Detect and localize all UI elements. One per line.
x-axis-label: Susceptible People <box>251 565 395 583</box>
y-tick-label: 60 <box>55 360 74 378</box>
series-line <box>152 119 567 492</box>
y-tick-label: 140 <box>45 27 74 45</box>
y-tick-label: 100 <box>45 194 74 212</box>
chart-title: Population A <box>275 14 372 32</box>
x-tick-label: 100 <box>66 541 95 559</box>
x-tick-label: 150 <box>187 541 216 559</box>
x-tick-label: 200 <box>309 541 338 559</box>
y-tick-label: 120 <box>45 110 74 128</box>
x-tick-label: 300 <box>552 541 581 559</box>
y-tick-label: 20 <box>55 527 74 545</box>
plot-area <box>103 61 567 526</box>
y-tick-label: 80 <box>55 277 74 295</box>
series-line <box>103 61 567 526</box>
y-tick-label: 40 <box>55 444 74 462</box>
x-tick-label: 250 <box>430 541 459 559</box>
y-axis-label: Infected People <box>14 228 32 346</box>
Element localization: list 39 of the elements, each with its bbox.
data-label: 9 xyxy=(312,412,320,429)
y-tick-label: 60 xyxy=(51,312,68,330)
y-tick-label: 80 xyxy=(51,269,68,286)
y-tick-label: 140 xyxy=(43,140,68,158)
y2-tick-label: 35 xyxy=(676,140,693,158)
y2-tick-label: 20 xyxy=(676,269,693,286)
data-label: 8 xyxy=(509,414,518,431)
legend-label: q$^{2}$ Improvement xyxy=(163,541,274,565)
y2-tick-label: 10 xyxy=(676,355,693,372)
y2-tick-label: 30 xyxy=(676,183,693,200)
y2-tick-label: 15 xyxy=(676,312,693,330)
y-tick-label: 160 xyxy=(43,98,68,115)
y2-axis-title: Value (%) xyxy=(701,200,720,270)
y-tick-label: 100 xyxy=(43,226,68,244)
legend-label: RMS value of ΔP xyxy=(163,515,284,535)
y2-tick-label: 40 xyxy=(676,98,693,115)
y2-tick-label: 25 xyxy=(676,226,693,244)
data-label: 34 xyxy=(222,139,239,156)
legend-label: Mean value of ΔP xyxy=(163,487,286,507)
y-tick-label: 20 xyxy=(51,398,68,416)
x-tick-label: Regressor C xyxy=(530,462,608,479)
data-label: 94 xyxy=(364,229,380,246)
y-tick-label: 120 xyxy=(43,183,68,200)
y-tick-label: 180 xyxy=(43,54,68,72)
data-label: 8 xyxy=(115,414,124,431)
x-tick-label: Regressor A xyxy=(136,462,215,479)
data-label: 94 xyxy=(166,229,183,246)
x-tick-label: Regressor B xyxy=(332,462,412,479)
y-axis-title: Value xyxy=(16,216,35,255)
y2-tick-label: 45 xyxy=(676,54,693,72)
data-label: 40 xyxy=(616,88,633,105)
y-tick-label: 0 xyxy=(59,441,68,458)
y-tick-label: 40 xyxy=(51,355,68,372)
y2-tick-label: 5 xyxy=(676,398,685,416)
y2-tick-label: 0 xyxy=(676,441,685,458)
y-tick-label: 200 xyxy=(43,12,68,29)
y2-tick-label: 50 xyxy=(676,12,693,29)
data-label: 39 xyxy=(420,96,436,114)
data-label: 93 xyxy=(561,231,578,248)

■ DIRECTIONS ■
Rewrite the listing as a Markdown table with two columns, Row and Line. Number each line in the Row column, put the line itself in the Line column, and leave out blank lines.

■ RESULT ■
| Row | Line |
|---|---|
| 1 | Detect and localize all UI elements. One per line. |
| 2 | x-axis-label: Susceptible People <box>251 565 395 583</box> |
| 3 | y-tick-label: 60 <box>55 360 74 378</box> |
| 4 | series-line <box>152 119 567 492</box> |
| 5 | y-tick-label: 140 <box>45 27 74 45</box> |
| 6 | y-tick-label: 100 <box>45 194 74 212</box> |
| 7 | chart-title: Population A <box>275 14 372 32</box> |
| 8 | x-tick-label: 100 <box>66 541 95 559</box> |
| 9 | x-tick-label: 150 <box>187 541 216 559</box> |
| 10 | x-tick-label: 200 <box>309 541 338 559</box> |
| 11 | y-tick-label: 120 <box>45 110 74 128</box> |
| 12 | x-tick-label: 300 <box>552 541 581 559</box> |
| 13 | y-tick-label: 20 <box>55 527 74 545</box> |
| 14 | plot-area <box>103 61 567 526</box> |
| 15 | y-tick-label: 80 <box>55 277 74 295</box> |
| 16 | series-line <box>103 61 567 526</box> |
| 17 | y-tick-label: 40 <box>55 444 74 462</box> |
| 18 | x-tick-label: 250 <box>430 541 459 559</box> |
| 19 | y-axis-label: Infected People <box>14 228 32 346</box> |
| 20 | Element localization: list 39 of the elements, each with its bbox. |
| 21 | data-label: 9 xyxy=(312,412,320,429) |
| 22 | y-tick-label: 60 xyxy=(51,312,68,330) |
| 23 | y-tick-label: 80 xyxy=(51,269,68,286) |
| 24 | y-tick-label: 140 xyxy=(43,140,68,158) |
| 25 | y2-tick-label: 35 xyxy=(676,140,693,158) |
| 26 | y2-tick-label: 20 xyxy=(676,269,693,286) |
| 27 | data-label: 8 xyxy=(509,414,518,431) |
| 28 | legend-label: q$^{2}$ Improvement xyxy=(163,541,274,565) |
| 29 | y2-tick-label: 10 xyxy=(676,355,693,372) |
| 30 | y2-tick-label: 30 xyxy=(676,183,693,200) |
| 31 | y2-tick-label: 15 xyxy=(676,312,693,330) |
| 32 | y-tick-label: 160 xyxy=(43,98,68,115) |
| 33 | y2-axis-title: Value (%) xyxy=(701,200,720,270) |
| 34 | y-tick-label: 100 xyxy=(43,226,68,244) |
| 35 | legend-label: RMS value of ΔP xyxy=(163,515,284,535) |
| 36 | y2-tick-label: 40 xyxy=(676,98,693,115) |
| 37 | y2-tick-label: 25 xyxy=(676,226,693,244) |
| 38 | data-label: 34 xyxy=(222,139,239,156) |
| 39 | legend-label: Mean value of ΔP xyxy=(163,487,286,507) |
| 40 | y-tick-label: 20 xyxy=(51,398,68,416) |
| 41 | x-tick-label: Regressor C xyxy=(530,462,608,479) |
| 42 | data-label: 94 xyxy=(364,229,380,246) |
| 43 | y-tick-label: 120 xyxy=(43,183,68,200) |
| 44 | y-tick-label: 180 xyxy=(43,54,68,72) |
| 45 | data-label: 8 xyxy=(115,414,124,431) |
| 46 | x-tick-label: Regressor A xyxy=(136,462,215,479) |
| 47 | data-label: 94 xyxy=(166,229,183,246) |
| 48 | x-tick-label: Regressor B xyxy=(332,462,412,479) |
| 49 | y-axis-title: Value xyxy=(16,216,35,255) |
| 50 | y2-tick-label: 45 xyxy=(676,54,693,72) |
| 51 | data-label: 40 xyxy=(616,88,633,105) |
| 52 | y-tick-label: 0 xyxy=(59,441,68,458) |
| 53 | y-tick-label: 40 xyxy=(51,355,68,372) |
| 54 | y2-tick-label: 5 xyxy=(676,398,685,416) |
| 55 | y2-tick-label: 0 xyxy=(676,441,685,458) |
| 56 | y-tick-label: 200 xyxy=(43,12,68,29) |
| 57 | y2-tick-label: 50 xyxy=(676,12,693,29) |
| 58 | data-label: 39 xyxy=(420,96,436,114) |
| 59 | data-label: 93 xyxy=(561,231,578,248) |